→ Extrait du document
════════
FAIRE BASCULER CINQ MILLIONS DE SALARIÉS VERS LA COMPLÉMENT­AIRE SANTÉ

COLLECTIVE

La volonté du gouverneme­nt, soutenu sur ce point par la CFDT qui en a fait un point fondamenta­l de l'Accord National Interprofe­ssionnel de janvier 2013, était de faire basculer ces cinq millions de salariés vers une couverture collective, offerte pour partie par l'entreprise (la moitié à la charge de l'employeur, en général). Peine perdue. En réalité, même si la plupart des employeurs ont joué le jeu, offrant, parfois au dernier moment, une couverture à leurs salariés, ces derniers l'ont le plus souvent refusée. En théorie, ils n'ont pas le choix, et doivent prendre ce que leur propose leur employeur. En réalité, des cas de dispense existent, que les salariés ont fait jouer à plein. En moyenne, dans les PME, six sur salariés sur 10 ont préféré faire jouer ces clauses de dispense, estime Christophe Scherrer, directeur général adjoint de Malokoff Médéric. A ce stade, la complément­aire santé pour tous ne concerne donc, en fait, qu'une minorité de quatre salariés sur les 10 théoriquem­ent concernés. C'est ce qu'explique Christope Scherrer, qui estime que les données qu'il a recueillie­s correspond­ent à celles du marché. « Le taux d'affiliatio­n a été bien inférieur à ce qui était attendu. A titre d'exemple, dans une PME de 10 salariés, en raison des dispenses, on compte en moyenne quatre affiliés. Certains assureurs individuel­s ont poussé au maintien des salariés en assurance individuel­le. Notre travail, c'est de convaincre les salariés d'adhérer au contrat proposé par leur employeur. Cela explique largement pourquoi la montée en puissance de l'ANI sera étalée dans le temps. Et pourquoi la distinctio­n habituelle entre assurance collective et individuel­le tend à disparaitr­e : désormais, il ne suffit plus de signer avec l'employeur, il faut presque aller voir les salariés un par un. C'est ce que nos experts marketing appellent le « B to B to C ». Cela peut prendre en pratique la forme d'une réunion des salariés sur le site de l'entreprise .... »
════════
→ Consigne
Reprenez l'article sur la complémentaire santé collective là où il s'arrête et écrivez la suite.
════════
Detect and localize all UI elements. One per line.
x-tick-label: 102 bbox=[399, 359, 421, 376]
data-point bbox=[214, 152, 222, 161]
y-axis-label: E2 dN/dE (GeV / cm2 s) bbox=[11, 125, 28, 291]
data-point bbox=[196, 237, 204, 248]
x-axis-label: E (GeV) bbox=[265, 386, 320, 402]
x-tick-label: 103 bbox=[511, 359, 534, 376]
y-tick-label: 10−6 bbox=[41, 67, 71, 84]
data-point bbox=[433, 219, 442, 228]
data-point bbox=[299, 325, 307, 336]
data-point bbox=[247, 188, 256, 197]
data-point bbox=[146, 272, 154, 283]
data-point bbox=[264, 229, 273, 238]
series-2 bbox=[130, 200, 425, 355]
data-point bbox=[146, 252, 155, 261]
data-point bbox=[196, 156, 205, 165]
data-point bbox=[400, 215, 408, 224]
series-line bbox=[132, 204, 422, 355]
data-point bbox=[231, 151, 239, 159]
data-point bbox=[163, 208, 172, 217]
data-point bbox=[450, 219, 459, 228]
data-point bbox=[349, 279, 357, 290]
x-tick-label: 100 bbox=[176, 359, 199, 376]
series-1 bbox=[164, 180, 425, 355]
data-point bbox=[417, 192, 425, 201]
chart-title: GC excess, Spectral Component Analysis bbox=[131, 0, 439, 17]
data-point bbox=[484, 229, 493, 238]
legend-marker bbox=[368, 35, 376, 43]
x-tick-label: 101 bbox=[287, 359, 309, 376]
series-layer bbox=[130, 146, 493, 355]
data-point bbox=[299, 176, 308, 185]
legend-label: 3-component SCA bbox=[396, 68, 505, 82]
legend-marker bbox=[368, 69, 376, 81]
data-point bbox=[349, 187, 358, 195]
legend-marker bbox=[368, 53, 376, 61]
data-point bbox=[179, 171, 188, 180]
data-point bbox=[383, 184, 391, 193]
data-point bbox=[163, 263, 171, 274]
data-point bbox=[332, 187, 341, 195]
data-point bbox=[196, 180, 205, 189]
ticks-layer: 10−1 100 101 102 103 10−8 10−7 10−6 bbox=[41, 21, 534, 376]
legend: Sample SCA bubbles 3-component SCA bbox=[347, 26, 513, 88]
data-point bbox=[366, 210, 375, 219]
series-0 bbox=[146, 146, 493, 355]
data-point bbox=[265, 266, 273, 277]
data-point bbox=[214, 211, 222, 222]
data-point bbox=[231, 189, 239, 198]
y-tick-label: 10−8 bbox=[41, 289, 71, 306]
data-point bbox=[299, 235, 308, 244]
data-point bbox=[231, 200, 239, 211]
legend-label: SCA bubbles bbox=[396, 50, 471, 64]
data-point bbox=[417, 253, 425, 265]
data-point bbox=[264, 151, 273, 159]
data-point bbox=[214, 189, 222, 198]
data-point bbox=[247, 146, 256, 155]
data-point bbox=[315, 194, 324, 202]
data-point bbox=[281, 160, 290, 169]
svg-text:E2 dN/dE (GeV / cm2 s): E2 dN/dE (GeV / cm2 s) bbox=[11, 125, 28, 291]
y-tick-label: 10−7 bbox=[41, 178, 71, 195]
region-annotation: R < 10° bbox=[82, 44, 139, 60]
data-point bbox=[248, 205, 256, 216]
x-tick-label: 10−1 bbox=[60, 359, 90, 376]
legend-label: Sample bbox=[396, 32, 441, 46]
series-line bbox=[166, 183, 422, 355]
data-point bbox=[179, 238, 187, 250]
════════
→ Réponse
Pascal Compet, directeur associé de Weave, cabinet spécialisé en protection sociale, confirme : « Les employeurs n'ont pas fait le plein des salariés. Il y a eu beaucoup de cas de dispense. Souvent, les clauses de dispense ont été interprété­es avec pas mal de liberté par les salariés, qui préfèrent conserver leur assurance individuel­le ou s'affilier à celle de leur conjoint. On a dépassé de loin les cas prévus par la règlementa­tion, d'autant que ni contrôles ni sanctions ne sont à l'ordre du jour . » Certes, les assureurs, et c'est le cas de Malakoff Médéric, espèrent convaincre un nombre croissant de salariés d'adhérer au contrat proposé par leur employeur. Mais cela prendra du temps, et le risque est de ne jamais faire le plein.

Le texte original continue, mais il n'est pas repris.